== Data to use
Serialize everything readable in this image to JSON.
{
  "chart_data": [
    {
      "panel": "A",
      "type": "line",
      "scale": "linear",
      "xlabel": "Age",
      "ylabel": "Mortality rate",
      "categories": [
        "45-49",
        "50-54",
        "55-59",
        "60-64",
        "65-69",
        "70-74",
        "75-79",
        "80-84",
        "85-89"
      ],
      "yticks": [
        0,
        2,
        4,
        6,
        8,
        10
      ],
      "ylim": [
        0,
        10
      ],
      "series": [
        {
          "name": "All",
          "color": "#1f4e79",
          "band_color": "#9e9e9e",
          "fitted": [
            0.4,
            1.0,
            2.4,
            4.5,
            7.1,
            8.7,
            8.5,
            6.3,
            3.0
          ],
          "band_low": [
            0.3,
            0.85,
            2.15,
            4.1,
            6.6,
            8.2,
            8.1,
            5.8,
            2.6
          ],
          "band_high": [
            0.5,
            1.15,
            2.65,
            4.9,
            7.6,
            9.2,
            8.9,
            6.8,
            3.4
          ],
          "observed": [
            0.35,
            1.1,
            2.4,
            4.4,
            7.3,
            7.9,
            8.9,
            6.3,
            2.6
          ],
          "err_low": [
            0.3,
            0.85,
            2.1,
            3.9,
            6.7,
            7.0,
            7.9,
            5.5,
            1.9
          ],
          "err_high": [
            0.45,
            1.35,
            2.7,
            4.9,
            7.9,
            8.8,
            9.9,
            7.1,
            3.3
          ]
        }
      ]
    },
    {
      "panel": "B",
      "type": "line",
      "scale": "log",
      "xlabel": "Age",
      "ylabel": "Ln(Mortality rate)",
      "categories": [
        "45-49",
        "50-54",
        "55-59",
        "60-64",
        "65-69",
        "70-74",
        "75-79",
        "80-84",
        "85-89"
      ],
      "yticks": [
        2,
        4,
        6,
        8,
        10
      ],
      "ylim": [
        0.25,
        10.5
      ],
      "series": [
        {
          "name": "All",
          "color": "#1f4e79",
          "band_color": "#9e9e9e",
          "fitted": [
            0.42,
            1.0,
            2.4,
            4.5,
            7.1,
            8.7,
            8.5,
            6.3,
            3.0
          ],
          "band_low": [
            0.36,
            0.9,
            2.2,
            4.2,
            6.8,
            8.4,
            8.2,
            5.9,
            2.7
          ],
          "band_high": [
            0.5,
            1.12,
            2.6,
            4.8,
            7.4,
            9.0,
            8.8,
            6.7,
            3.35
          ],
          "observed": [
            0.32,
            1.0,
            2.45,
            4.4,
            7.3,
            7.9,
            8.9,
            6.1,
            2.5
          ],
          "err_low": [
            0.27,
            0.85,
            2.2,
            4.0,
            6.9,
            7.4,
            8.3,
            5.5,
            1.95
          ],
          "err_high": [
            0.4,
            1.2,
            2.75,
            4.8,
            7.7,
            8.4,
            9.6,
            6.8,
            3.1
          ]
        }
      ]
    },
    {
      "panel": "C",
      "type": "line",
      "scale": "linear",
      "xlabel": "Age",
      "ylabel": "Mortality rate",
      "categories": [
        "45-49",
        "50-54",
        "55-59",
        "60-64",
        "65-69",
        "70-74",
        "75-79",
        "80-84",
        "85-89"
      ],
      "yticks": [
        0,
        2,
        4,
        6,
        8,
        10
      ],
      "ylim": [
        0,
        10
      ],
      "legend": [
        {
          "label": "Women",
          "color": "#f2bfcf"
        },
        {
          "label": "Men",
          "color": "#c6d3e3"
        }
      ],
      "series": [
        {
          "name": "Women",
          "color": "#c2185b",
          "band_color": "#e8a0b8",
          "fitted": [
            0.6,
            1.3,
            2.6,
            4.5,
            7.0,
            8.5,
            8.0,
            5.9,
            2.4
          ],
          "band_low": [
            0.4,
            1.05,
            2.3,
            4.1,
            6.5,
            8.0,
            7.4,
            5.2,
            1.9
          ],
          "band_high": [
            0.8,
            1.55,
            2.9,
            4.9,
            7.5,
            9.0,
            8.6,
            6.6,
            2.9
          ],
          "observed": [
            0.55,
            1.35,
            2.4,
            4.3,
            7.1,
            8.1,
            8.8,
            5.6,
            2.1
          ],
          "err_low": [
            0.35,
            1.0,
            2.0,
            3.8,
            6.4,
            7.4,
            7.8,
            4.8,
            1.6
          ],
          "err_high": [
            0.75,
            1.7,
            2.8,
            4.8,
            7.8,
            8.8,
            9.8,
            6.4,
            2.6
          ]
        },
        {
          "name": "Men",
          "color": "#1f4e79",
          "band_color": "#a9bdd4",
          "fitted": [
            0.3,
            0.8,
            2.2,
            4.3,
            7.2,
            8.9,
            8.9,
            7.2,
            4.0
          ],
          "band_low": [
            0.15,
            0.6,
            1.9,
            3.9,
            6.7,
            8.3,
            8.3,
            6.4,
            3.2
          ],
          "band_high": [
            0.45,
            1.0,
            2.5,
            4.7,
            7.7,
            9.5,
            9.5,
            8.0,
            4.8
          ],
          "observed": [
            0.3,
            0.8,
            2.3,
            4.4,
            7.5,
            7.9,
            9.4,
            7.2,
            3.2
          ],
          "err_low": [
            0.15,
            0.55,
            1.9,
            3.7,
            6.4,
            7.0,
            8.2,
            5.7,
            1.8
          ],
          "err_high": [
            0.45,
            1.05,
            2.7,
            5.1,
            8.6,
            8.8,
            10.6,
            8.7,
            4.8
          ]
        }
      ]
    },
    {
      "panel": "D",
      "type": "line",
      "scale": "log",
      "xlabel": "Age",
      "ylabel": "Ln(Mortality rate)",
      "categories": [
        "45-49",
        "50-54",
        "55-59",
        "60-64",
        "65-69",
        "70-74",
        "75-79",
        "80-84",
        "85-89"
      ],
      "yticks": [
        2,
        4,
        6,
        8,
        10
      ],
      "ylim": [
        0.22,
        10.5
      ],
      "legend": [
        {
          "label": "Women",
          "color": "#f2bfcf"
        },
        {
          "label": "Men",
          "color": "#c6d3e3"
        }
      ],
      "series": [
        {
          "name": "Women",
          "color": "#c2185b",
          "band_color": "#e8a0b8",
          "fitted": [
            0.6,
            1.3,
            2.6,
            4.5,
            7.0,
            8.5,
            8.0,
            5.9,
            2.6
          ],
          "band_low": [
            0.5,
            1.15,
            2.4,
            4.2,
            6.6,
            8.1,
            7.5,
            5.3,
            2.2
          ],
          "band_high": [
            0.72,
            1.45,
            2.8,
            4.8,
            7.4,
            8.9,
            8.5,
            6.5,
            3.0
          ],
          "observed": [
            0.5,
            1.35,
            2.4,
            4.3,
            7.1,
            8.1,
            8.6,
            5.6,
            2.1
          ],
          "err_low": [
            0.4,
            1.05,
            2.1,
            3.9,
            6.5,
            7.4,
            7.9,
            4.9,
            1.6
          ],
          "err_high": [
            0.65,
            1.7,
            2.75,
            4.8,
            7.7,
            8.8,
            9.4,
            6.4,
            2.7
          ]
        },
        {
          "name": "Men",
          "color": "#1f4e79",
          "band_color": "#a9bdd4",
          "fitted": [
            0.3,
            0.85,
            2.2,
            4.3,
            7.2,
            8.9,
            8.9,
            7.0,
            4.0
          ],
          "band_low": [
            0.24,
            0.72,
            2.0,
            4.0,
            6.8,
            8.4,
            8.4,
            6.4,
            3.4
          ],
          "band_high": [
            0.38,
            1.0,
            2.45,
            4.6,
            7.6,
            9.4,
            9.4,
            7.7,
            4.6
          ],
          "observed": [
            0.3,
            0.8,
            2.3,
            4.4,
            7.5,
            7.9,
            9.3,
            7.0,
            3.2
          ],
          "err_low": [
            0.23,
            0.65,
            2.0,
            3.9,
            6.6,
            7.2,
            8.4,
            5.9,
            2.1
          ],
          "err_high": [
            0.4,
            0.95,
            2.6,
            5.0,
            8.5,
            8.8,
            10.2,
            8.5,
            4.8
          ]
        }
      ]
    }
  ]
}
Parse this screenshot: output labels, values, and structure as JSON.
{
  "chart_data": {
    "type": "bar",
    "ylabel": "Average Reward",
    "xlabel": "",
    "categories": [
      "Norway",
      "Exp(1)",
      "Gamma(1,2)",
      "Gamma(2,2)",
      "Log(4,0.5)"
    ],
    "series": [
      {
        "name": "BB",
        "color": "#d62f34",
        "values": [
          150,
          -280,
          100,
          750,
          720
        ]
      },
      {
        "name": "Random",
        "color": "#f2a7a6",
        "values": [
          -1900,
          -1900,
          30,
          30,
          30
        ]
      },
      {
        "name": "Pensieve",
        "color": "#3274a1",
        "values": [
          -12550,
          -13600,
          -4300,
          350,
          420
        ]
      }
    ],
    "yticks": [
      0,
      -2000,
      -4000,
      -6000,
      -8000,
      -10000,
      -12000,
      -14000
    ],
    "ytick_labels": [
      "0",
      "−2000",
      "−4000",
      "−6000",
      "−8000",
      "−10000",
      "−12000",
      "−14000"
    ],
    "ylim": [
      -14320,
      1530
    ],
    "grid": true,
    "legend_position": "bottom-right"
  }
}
====
### [Objective]
Copy out every line from the data above that has "JSON" in it.

### [Completed exercise]
Serialize everything readable in this image to JSON.
Parse this screenshot: output labels, values, and structure as JSON.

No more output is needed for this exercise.